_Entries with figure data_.
--- BEGIN ---

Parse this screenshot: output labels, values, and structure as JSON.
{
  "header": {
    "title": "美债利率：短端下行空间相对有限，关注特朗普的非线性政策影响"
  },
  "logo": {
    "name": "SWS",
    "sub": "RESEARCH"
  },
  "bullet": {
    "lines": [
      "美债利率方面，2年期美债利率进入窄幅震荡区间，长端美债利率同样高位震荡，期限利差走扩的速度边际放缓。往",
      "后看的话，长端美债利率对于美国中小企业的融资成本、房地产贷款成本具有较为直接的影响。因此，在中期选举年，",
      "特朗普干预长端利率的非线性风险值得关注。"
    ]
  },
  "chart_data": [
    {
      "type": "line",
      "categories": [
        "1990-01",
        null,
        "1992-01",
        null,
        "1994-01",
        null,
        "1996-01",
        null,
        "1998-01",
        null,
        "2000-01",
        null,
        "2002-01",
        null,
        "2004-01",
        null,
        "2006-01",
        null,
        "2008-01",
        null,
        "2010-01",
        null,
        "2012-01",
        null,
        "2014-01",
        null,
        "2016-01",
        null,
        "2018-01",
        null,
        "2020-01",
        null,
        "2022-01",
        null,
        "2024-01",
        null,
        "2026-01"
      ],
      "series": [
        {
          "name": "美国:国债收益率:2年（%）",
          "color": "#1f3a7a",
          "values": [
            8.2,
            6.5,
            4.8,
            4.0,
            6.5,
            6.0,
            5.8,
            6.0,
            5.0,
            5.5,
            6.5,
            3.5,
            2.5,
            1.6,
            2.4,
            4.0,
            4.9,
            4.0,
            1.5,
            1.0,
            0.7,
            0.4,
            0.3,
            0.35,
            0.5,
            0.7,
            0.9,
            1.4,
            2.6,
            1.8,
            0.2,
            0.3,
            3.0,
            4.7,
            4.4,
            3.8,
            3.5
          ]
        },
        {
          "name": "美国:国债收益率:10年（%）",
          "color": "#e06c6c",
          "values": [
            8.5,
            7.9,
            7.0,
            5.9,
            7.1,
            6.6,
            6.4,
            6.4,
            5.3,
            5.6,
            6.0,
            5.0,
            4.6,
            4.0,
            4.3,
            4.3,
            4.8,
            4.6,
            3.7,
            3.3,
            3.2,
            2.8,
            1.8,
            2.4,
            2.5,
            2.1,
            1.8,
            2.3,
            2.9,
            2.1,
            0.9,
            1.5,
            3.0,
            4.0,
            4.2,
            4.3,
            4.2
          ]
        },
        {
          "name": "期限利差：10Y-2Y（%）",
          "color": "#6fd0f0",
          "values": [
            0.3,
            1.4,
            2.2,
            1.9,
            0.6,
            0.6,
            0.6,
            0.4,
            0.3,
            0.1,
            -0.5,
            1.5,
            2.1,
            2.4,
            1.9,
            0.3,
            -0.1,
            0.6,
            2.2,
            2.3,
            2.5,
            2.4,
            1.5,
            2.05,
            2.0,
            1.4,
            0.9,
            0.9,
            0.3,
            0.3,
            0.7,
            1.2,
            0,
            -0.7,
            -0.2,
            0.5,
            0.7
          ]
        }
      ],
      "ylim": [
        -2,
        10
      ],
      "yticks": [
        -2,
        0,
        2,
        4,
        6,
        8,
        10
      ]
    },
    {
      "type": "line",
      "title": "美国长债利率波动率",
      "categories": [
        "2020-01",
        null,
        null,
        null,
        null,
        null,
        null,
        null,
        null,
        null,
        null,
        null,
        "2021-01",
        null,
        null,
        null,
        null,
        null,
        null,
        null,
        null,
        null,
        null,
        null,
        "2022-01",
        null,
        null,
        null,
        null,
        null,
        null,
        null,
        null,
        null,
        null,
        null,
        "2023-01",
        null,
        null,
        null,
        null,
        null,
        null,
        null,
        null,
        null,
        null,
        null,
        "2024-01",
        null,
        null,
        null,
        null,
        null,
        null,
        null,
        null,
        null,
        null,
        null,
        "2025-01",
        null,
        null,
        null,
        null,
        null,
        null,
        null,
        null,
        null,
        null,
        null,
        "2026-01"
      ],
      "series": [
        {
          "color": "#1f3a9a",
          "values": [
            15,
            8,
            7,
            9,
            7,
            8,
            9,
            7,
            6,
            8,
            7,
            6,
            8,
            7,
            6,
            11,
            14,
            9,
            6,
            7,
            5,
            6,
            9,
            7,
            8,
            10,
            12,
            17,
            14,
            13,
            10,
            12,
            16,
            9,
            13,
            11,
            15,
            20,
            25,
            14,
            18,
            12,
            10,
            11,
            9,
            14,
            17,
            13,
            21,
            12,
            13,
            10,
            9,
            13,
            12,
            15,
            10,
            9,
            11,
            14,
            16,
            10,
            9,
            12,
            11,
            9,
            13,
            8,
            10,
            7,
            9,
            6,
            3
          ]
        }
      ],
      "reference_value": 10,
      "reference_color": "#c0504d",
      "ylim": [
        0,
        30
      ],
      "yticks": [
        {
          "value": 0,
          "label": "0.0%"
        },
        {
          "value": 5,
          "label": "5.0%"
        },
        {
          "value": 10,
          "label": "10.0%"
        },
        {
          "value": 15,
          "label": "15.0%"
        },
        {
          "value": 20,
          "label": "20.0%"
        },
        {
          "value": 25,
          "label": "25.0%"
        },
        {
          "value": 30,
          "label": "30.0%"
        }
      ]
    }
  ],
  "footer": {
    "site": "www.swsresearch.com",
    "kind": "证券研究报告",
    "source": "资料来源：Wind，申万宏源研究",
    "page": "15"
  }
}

--- END ---

_The exercise_. Output all of the material exactly as written.

_Completed exercise_.
Parse this screenshot: output labels, values, and structure as JSON.
{
  "header": {
    "title": "美债利率：短端下行空间相对有限，关注特朗普的非线性政策影响"
  },
  "logo": {
    "name": "SWS",
    "sub": "RESEARCH"
  },
  "bullet": {
    "lines": [
      "美债利率方面，2年期美债利率进入窄幅震荡区间，长端美债利率同样高位震荡，期限利差走扩的速度边际放缓。往",
      "后看的话，长端美债利率对于美国中小企业的融资成本、房地产贷款成本具有较为直接的影响。因此，在中期选举年，",
      "特朗普干预长端利率的非线性风险值得关注。"
    ]
  },
  "chart_data": [
    {
      "type": "line",
      "categories": [
        "1990-01",
        null,
        "1992-01",
        null,
        "1994-01",
        null,
        "1996-01",
        null,
        "1998-01",
        null,
        "2000-01",
        null,
        "2002-01",
        null,
        "2004-01",
        null,
        "2006-01",
        null,
        "2008-01",
        null,
        "2010-01",
        null,
        "2012-01",
        null,
        "2014-01",
        null,
        "2016-01",
        null,
        "2018-01",
        null,
        "2020-01",
        null,
        "2022-01",
        null,
        "2024-01",
        null,
        "2026-01"
      ],
      "series": [
        {
          "name": "美国:国债收益率:2年（%）",
          "color": "#1f3a7a",
          "values": [
            8.2,
            6.5,
            4.8,
            4.0,
            6.5,
            6.0,
            5.8,
            6.0,
            5.0,
            5.5,
            6.5,
            3.5,
            2.5,
            1.6,
            2.4,
            4.0,
            4.9,
            4.0,
            1.5,
            1.0,
            0.7,
            0.4,
            0.3,
            0.35,
            0.5,
            0.7,
            0.9,
            1.4,
            2.6,
            1.8,
            0.2,
            0.3,
            3.0,
            4.7,
            4.4,
            3.8,
            3.5
          ]
        },
        {
          "name": "美国:国债收益率:10年（%）",
          "color": "#e06c6c",
          "values": [
            8.5,
            7.9,
            7.0,
            5.9,
            7.1,
            6.6,
            6.4,
            6.4,
            5.3,
            5.6,
            6.0,
            5.0,
            4.6,
            4.0,
            4.3,
            4.3,
            4.8,
            4.6,
            3.7,
            3.3,
            3.2,
            2.8,
            1.8,
            2.4,
            2.5,
            2.1,
            1.8,
            2.3,
            2.9,
            2.1,
            0.9,
            1.5,
            3.0,
            4.0,
            4.2,
            4.3,
            4.2
          ]
        },
        {
          "name": "期限利差：10Y-2Y（%）",
          "color": "#6fd0f0",
          "values": [
            0.3,
            1.4,
            2.2,
            1.9,
            0.6,
            0.6,
            0.6,
            0.4,
            0.3,
            0.1,
            -0.5,
            1.5,
            2.1,
            2.4,
            1.9,
            0.3,
            -0.1,
            0.6,
            2.2,
            2.3,
            2.5,
            2.4,
            1.5,
            2.05,
            2.0,
            1.4,
            0.9,
            0.9,
            0.3,
            0.3,
            0.7,
            1.2,
            0,
            -0.7,
            -0.2,
            0.5,
            0.7
          ]
        }
      ],
      "ylim": [
        -2,
        10
      ],
      "yticks": [
        -2,
        0,
        2,
        4,
        6,
        8,
        10
      ]
    },
    {
      "type": "line",
      "title": "美国长债利率波动率",
      "categories": [
        "2020-01",
        null,
        null,
        null,
        null,
        null,
        null,
        null,
        null,
        null,
        null,
        null,
        "2021-01",
        null,
        null,
        null,
        null,
        null,
        null,
        null,
        null,
        null,
        null,
        null,
        "2022-01",
        null,
        null,
        null,
        null,
        null,
        null,
        null,
        null,
        null,
        null,
        null,
        "2023-01",
        null,
        null,
        null,
        null,
        null,
        null,
        null,
        null,
        null,
        null,
        null,
        "2024-01",
        null,
        null,
        null,
        null,
        null,
        null,
        null,
        null,
        null,
        null,
        null,
        "2025-01",
        null,
        null,
        null,
        null,
        null,
        null,
        null,
        null,
        null,
        null,
        null,
        "2026-01"
      ],
      "series": [
        {
          "color": "#1f3a9a",
          "values": [
            15,
            8,
            7,
            9,
            7,
            8,
            9,
            7,
            6,
            8,
            7,
            6,
            8,
            7,
            6,
            11,
            14,
            9,
            6,
            7,
            5,
            6,
            9,
            7,
            8,
            10,
            12,
            17,
            14,
            13,
            10,
            12,
            16,
            9,
            13,
            11,
            15,
            20,
            25,
            14,
            18,
            12,
            10,
            11,
            9,
            14,
            17,
            13,
            21,
            12,
            13,
            10,
            9,
            13,
            12,
            15,
            10,
            9,
            11,
            14,
            16,
            10,
            9,
            12,
            11,
            9,
            13,
            8,
            10,
            7,
            9,
            6,
            3
          ]
        }
      ],
      "reference_value": 10,
      "reference_color": "#c0504d",
      "ylim": [
        0,
        30
      ],
      "yticks": [
        {
          "value": 0,
          "label": "0.0%"
        },
        {
          "value": 5,
          "label": "5.0%"
        },
        {
          "value": 10,
          "label": "10.0%"
        },
        {
          "value": 15,
          "label": "15.0%"
        },
        {
          "value": 20,
          "label": "20.0%"
        },
        {
          "value": 25,
          "label": "25.0%"
        },
        {
          "value": 30,
          "label": "30.0%"
        }
      ]
    }
  ],
  "footer": {
    "site": "www.swsresearch.com",
    "kind": "证券研究报告",
    "source": "资料来源：Wind，申万宏源研究",
    "page": "15"
  }
}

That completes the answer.